■ **Task**: Go through the entries below and pick out every line with "into".

■ **Given records**:

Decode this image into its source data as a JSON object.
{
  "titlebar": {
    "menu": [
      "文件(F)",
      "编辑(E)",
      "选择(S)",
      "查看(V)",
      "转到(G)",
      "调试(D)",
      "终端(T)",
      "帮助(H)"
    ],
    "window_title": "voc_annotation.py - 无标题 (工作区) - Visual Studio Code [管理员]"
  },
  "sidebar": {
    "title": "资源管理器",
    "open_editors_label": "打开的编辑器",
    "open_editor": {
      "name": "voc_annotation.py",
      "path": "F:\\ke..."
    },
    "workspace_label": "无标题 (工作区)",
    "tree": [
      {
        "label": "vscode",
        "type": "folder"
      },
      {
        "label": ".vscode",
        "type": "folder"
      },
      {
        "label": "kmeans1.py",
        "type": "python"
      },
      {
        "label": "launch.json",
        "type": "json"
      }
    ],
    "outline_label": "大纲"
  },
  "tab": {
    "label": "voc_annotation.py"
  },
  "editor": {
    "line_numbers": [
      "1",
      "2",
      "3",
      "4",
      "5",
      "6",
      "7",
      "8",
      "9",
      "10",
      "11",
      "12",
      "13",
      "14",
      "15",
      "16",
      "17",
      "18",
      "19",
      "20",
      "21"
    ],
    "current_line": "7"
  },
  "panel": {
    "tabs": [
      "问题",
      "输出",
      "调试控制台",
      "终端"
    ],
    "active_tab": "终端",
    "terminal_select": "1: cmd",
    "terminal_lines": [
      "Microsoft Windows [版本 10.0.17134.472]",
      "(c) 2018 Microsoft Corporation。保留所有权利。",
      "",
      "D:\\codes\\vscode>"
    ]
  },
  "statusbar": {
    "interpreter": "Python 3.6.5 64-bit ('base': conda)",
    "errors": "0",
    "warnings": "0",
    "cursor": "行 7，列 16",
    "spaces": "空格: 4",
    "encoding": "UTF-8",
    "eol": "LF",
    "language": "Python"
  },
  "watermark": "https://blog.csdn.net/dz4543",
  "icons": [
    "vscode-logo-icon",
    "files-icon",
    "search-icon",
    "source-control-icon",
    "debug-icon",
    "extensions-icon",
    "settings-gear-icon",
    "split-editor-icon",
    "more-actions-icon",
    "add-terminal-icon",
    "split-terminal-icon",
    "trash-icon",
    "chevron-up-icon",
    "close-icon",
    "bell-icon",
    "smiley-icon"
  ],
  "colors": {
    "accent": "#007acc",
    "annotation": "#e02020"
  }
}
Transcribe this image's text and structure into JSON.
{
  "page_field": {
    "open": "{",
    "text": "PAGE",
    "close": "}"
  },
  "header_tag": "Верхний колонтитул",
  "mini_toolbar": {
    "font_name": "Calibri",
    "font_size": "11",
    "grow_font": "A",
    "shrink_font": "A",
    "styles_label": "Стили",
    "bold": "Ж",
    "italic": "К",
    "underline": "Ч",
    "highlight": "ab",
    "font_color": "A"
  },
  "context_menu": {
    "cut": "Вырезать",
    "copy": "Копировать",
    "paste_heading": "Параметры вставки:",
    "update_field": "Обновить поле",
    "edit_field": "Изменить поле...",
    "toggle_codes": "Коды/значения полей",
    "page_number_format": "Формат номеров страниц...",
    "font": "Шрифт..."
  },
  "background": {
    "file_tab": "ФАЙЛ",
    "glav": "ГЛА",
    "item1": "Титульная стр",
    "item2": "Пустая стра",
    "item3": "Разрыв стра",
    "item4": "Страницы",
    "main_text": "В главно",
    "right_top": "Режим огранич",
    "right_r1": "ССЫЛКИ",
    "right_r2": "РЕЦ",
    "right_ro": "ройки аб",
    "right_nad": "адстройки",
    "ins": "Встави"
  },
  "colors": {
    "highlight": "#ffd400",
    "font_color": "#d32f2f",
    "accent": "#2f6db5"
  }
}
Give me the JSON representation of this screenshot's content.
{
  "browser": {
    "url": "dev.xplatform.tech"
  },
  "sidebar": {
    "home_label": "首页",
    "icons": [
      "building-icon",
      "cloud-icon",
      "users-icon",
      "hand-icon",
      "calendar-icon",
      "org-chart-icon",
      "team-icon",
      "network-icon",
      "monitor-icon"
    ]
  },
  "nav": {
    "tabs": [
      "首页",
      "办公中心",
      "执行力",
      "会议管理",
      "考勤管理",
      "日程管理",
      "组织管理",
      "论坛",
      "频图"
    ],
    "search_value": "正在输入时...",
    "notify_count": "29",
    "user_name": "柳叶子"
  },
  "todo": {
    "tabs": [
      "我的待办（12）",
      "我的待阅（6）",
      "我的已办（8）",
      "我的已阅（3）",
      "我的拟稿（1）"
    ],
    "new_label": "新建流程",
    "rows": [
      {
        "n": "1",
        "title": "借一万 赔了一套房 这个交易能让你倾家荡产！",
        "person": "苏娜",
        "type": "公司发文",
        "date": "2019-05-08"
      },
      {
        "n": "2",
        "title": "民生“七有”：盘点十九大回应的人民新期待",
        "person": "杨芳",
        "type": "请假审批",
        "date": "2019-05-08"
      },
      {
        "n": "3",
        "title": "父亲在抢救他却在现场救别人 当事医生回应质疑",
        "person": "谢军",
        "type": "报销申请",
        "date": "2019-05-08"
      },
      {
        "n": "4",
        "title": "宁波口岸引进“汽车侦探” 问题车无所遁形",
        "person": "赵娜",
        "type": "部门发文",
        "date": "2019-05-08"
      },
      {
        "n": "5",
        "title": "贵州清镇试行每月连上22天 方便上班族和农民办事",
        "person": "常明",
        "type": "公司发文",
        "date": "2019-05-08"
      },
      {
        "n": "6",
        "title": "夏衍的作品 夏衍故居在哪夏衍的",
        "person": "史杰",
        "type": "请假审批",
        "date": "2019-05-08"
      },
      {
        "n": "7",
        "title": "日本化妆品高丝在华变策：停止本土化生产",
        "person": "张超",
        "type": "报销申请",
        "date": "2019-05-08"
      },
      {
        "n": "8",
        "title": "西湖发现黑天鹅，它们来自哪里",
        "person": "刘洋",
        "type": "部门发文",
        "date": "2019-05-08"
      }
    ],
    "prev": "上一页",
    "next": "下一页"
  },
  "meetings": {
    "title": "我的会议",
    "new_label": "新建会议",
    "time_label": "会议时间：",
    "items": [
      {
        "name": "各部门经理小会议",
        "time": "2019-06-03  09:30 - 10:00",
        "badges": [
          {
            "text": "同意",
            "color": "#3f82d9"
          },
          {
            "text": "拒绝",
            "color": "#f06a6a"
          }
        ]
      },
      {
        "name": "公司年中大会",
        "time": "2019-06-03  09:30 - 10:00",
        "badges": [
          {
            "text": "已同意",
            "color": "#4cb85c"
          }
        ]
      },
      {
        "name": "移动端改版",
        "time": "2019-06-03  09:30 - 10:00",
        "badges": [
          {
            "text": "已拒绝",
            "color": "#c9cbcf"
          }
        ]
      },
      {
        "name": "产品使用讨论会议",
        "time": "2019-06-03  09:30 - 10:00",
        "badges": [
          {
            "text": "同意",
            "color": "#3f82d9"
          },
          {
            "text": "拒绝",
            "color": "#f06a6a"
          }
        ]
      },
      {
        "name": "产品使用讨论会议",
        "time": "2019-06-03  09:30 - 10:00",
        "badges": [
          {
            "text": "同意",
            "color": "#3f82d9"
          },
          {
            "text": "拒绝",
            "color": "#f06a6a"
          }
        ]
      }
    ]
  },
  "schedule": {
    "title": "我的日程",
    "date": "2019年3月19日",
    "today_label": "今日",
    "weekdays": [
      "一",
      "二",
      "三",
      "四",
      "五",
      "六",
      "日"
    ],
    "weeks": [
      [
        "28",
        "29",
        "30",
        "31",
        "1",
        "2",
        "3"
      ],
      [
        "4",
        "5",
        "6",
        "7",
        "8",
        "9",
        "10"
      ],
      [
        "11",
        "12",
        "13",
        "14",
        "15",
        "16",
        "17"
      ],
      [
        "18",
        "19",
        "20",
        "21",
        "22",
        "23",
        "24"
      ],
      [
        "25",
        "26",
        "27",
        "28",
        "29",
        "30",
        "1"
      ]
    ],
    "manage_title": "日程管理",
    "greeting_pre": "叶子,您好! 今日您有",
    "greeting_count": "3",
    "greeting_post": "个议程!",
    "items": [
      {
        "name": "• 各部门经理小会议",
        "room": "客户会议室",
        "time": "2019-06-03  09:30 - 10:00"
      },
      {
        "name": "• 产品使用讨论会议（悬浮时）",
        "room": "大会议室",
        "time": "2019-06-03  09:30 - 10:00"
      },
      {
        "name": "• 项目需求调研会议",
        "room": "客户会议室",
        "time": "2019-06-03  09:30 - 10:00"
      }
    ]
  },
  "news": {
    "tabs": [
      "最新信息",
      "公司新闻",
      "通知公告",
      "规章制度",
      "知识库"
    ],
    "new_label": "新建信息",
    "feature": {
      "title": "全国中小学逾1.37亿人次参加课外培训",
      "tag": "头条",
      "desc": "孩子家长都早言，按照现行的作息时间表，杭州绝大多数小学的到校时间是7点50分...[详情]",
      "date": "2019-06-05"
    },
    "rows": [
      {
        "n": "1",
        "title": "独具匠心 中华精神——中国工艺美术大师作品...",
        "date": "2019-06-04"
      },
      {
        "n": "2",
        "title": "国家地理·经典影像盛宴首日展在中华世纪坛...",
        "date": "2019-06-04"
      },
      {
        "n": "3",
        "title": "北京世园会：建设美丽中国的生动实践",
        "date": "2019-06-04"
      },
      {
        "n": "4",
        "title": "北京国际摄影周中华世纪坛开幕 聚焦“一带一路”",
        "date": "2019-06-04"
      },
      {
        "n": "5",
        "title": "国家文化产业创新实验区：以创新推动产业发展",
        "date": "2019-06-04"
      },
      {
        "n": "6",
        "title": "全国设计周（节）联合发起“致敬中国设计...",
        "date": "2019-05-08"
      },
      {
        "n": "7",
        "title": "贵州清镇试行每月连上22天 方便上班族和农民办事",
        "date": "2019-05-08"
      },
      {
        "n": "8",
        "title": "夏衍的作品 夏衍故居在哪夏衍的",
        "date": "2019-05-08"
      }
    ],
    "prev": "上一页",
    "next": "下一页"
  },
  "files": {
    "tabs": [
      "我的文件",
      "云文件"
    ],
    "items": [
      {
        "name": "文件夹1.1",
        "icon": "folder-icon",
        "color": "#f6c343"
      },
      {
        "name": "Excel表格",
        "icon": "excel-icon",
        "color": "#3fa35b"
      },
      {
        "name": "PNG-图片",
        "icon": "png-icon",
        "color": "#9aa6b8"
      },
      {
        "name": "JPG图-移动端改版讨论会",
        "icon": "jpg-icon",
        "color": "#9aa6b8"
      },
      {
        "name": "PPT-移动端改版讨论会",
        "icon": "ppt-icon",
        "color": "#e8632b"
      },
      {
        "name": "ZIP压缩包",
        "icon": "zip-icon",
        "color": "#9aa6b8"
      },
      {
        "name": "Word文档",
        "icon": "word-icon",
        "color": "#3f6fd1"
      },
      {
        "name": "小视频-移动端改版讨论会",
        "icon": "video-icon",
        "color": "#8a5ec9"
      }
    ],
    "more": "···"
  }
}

■ **Answer to this exercise**:
Decode this image into its source data as a JSON object.
Transcribe this image's text and structure into JSON.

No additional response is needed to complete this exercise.